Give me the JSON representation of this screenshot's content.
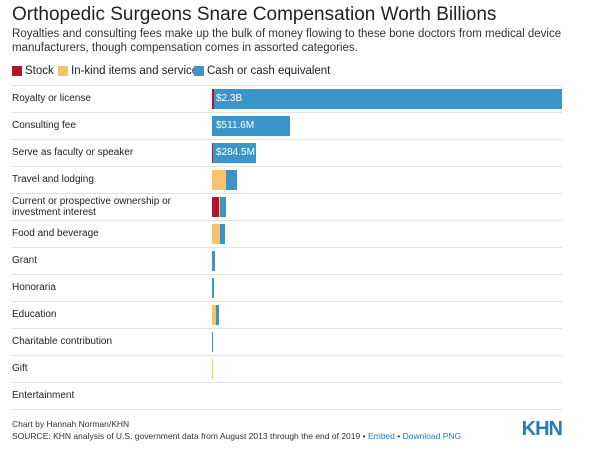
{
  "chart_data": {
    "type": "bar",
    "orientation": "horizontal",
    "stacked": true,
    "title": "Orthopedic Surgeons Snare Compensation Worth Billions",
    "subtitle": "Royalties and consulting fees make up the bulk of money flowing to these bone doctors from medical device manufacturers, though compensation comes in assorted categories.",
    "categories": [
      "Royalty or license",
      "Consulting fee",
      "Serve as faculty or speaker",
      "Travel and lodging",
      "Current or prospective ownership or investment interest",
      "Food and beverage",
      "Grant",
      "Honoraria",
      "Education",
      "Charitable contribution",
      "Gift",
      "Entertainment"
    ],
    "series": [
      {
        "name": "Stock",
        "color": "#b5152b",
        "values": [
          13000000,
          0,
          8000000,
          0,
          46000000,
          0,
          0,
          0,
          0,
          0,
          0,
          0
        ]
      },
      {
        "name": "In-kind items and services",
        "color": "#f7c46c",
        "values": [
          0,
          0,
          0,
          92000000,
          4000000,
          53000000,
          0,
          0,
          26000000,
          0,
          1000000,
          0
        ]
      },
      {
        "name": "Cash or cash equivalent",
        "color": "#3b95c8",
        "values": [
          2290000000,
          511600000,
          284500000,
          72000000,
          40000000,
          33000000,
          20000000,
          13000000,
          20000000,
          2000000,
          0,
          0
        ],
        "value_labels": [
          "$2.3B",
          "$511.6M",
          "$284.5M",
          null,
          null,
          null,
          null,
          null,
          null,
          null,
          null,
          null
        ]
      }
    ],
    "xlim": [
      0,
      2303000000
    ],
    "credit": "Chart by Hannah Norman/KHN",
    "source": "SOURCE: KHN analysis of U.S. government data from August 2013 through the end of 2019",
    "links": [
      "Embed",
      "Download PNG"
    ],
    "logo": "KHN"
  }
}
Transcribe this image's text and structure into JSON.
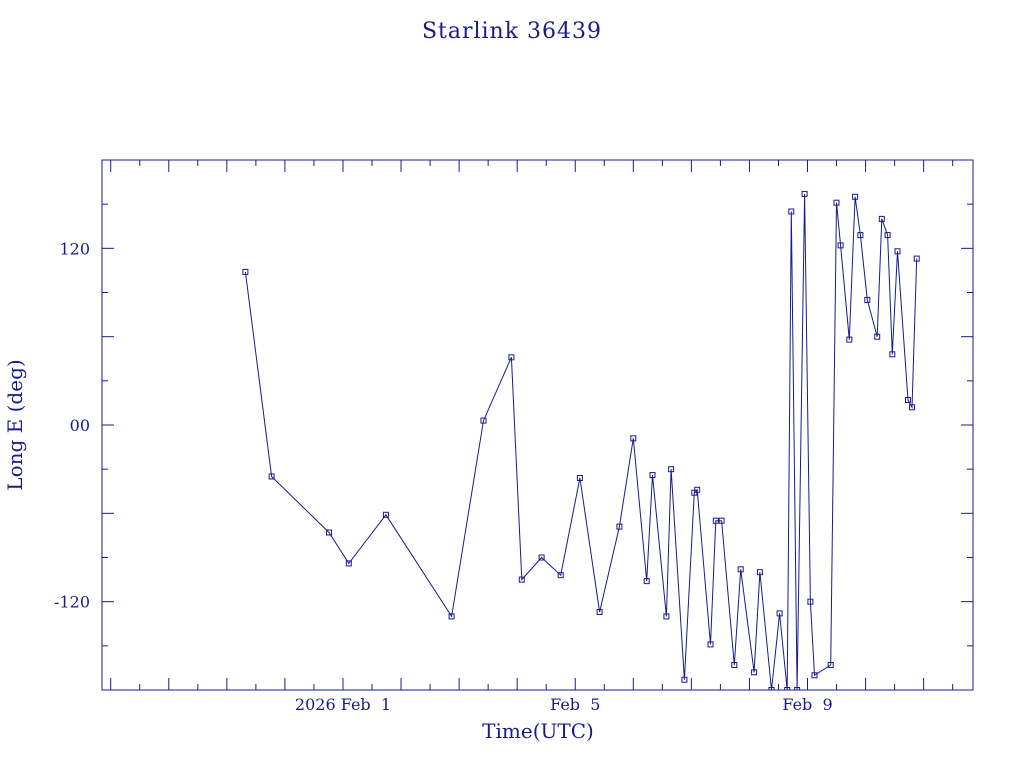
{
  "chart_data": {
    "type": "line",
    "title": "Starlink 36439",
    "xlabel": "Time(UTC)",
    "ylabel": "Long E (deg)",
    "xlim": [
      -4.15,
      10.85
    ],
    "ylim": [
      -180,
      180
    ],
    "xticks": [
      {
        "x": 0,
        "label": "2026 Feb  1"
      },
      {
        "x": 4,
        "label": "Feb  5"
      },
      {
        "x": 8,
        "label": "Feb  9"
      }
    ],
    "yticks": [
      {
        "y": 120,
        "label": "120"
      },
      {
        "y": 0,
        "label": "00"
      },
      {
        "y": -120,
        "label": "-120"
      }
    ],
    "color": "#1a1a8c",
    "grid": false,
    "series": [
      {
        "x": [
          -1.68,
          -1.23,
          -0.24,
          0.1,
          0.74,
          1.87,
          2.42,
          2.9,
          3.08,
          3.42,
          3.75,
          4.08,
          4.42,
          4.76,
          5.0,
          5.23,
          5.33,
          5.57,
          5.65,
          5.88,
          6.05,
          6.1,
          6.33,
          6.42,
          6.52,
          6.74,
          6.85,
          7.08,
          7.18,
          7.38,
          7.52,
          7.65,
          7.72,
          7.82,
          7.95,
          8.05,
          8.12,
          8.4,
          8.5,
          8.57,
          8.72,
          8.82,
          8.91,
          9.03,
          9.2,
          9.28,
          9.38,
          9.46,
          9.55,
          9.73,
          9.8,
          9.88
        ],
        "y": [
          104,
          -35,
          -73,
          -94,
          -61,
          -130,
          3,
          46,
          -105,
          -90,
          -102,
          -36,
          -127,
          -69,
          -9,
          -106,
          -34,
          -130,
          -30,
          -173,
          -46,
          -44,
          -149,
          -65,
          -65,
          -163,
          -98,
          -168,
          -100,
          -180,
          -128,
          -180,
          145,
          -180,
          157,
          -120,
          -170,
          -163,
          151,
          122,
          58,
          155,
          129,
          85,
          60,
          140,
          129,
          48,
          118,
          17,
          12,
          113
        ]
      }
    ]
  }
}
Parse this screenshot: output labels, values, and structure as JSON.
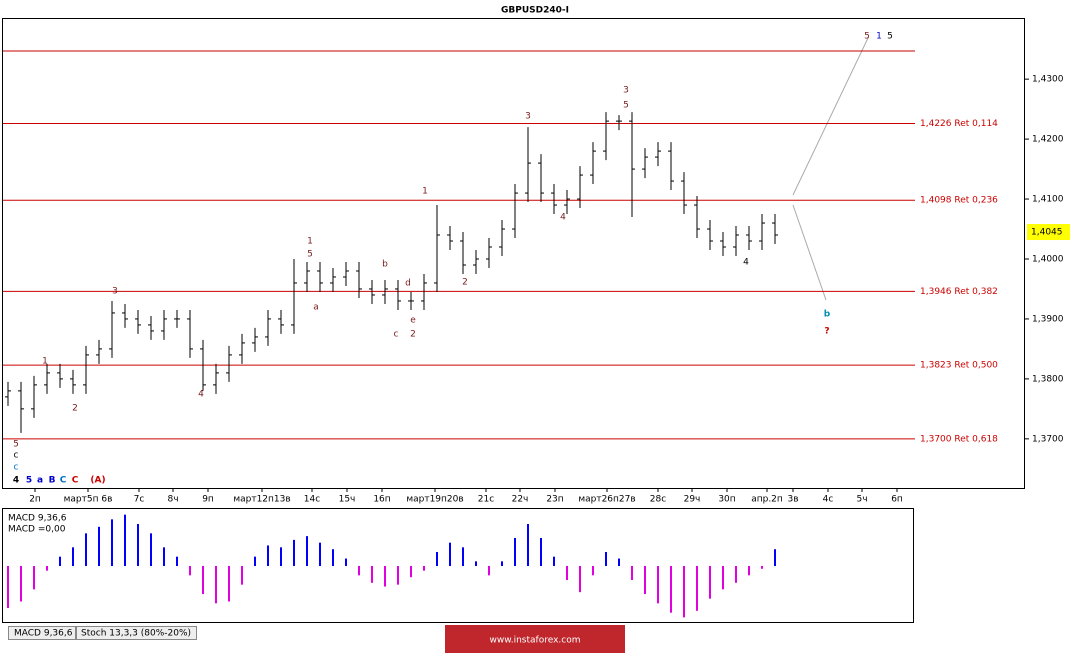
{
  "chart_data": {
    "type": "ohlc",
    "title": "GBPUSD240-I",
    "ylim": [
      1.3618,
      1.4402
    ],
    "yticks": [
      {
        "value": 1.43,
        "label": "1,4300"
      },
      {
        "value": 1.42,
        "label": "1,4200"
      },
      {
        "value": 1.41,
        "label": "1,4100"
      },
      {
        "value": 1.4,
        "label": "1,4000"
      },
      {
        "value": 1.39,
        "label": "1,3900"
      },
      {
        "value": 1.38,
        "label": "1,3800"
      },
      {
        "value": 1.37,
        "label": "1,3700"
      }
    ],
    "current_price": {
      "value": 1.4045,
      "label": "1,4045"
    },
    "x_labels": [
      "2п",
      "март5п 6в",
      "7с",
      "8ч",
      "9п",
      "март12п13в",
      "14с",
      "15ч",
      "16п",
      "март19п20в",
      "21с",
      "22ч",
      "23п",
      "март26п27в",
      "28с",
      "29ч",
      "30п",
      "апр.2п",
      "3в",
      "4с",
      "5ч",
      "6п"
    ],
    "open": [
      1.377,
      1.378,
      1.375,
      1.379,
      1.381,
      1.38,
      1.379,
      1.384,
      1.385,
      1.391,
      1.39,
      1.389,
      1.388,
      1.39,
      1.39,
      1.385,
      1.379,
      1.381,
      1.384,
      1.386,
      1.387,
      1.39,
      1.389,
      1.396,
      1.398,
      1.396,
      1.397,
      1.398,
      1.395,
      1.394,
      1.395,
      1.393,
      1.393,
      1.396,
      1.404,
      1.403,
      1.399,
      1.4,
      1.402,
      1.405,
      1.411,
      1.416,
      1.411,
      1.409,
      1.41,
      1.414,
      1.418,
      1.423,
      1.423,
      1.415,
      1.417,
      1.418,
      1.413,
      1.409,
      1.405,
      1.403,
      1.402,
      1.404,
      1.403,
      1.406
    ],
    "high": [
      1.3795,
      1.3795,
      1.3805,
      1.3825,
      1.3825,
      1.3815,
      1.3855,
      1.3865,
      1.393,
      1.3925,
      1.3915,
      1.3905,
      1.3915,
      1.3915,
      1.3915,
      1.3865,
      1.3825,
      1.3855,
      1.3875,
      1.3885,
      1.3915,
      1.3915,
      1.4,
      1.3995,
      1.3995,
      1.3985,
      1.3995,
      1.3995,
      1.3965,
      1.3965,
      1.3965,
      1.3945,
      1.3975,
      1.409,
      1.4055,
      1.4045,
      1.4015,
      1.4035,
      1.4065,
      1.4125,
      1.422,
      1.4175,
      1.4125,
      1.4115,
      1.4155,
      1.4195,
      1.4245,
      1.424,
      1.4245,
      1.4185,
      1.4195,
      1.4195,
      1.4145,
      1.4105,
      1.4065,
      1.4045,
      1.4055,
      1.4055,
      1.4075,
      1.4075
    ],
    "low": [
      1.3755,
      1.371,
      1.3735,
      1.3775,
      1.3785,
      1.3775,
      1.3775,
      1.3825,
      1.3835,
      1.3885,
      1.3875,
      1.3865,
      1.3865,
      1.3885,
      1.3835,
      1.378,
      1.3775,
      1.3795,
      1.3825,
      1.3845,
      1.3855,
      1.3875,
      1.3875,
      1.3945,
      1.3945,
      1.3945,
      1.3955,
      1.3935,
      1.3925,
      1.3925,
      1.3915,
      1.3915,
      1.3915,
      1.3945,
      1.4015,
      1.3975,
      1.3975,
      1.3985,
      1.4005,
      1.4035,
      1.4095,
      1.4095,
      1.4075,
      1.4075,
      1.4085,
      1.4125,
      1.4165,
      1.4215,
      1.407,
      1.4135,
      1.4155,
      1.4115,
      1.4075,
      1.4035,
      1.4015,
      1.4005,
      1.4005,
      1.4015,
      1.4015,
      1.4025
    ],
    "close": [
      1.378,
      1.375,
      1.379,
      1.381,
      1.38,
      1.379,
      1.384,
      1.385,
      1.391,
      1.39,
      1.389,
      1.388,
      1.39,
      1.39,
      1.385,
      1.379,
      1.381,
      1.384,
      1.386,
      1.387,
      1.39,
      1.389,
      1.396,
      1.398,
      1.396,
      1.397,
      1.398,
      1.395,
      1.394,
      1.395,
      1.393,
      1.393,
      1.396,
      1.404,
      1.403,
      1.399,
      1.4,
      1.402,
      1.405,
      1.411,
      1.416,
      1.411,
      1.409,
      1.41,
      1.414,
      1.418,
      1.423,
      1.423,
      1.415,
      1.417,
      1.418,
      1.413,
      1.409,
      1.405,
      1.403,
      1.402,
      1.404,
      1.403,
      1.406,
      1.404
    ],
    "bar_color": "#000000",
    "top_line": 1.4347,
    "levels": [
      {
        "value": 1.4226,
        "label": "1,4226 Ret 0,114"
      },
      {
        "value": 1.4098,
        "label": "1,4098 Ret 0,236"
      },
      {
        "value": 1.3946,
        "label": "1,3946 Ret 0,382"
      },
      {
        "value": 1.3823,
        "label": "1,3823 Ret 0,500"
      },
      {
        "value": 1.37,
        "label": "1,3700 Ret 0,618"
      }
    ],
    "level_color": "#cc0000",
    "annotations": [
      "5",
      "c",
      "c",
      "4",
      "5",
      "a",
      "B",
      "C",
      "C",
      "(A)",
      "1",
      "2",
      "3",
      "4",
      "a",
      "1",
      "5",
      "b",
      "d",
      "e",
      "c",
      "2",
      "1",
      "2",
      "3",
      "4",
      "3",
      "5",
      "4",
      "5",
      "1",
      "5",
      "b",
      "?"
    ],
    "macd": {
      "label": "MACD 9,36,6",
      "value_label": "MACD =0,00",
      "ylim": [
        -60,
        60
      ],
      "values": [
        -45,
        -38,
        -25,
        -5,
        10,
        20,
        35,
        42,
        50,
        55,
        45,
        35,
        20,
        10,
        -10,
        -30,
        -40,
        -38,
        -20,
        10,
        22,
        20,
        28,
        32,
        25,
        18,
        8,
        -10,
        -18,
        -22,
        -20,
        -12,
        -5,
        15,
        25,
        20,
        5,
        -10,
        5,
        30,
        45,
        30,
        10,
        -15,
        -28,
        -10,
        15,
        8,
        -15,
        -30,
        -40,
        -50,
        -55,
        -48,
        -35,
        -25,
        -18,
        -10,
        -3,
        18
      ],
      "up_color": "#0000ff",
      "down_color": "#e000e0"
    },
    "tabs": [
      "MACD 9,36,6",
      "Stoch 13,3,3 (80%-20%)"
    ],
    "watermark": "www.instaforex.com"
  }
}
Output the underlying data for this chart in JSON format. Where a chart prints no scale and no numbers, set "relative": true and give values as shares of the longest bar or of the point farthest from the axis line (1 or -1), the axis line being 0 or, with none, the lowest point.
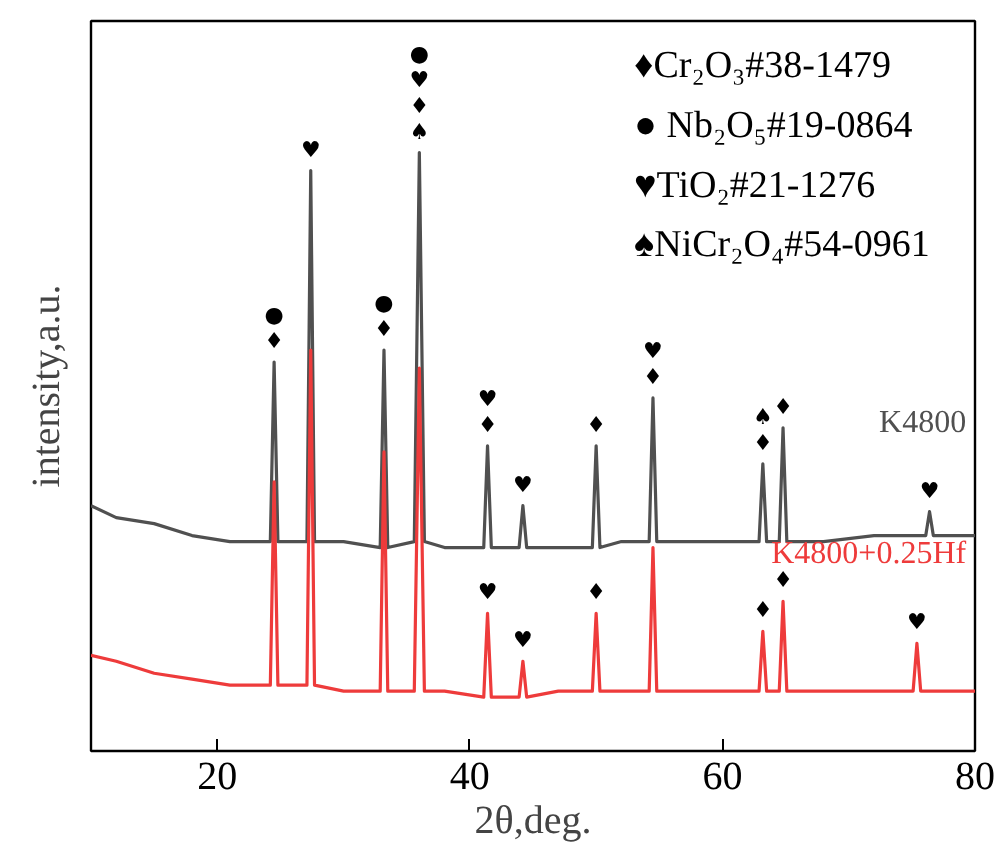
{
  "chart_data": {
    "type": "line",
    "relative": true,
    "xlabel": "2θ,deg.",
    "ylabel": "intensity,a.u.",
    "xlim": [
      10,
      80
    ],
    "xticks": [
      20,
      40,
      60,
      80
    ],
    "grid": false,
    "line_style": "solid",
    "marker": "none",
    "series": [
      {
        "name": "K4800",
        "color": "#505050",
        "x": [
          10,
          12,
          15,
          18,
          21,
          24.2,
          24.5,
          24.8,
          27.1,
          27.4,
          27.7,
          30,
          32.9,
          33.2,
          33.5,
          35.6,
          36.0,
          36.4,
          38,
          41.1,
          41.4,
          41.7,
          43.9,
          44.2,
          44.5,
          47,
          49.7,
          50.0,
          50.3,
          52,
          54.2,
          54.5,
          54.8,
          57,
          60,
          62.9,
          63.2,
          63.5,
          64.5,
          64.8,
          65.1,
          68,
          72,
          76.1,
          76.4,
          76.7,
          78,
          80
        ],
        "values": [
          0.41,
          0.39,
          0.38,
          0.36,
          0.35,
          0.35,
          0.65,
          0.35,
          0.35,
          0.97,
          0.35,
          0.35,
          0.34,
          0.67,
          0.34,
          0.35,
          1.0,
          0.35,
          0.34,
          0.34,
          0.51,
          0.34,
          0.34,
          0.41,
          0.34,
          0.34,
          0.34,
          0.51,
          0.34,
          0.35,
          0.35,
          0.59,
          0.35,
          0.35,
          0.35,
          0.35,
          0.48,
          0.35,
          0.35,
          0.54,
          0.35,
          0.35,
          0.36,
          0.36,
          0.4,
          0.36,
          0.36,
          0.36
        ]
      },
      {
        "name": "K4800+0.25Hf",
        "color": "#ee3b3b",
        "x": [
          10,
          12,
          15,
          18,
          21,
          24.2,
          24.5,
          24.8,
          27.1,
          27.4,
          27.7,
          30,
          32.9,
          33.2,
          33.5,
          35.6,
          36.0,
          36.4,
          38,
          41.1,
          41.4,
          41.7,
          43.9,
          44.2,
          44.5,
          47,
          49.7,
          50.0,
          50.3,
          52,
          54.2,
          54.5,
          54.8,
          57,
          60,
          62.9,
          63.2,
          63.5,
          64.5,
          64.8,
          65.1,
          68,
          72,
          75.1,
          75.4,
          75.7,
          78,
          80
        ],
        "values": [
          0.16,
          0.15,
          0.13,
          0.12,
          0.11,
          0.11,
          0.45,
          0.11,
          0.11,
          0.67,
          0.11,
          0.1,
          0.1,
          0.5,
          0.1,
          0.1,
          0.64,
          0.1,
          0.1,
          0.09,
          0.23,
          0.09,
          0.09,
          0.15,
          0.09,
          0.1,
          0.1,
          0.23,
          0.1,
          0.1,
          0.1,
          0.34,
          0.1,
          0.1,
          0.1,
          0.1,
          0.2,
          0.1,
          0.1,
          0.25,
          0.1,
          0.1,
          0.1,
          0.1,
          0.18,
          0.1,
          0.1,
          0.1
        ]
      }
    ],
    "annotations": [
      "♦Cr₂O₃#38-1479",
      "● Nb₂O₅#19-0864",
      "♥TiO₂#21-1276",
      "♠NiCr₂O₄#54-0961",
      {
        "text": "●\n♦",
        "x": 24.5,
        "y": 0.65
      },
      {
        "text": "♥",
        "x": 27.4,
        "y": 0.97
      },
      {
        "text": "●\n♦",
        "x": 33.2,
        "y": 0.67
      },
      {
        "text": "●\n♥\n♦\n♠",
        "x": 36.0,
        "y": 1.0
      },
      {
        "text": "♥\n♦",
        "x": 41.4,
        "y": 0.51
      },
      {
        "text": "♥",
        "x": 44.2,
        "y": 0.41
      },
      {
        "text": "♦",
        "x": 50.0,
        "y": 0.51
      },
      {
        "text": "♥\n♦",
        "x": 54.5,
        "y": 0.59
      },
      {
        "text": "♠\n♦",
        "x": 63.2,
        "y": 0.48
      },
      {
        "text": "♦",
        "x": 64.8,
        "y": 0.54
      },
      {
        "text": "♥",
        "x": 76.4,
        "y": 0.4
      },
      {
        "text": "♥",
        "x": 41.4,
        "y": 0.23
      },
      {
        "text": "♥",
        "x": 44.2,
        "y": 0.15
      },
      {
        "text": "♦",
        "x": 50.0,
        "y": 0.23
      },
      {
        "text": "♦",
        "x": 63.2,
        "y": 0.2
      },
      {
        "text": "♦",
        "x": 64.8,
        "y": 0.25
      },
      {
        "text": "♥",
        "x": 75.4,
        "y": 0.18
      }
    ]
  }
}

##########

● THE REQUEST
Look through the listing and extract every line with "relative" in it.

● RESPONSE
Output the underlying data for this chart in JSON format. Where a chart prints no scale and no numbers, set "relative": true and give values as shares of the longest bar or of the point farthest from the axis line (1 or -1), the axis line being 0 or, with none, the lowest point.
    "relative": true,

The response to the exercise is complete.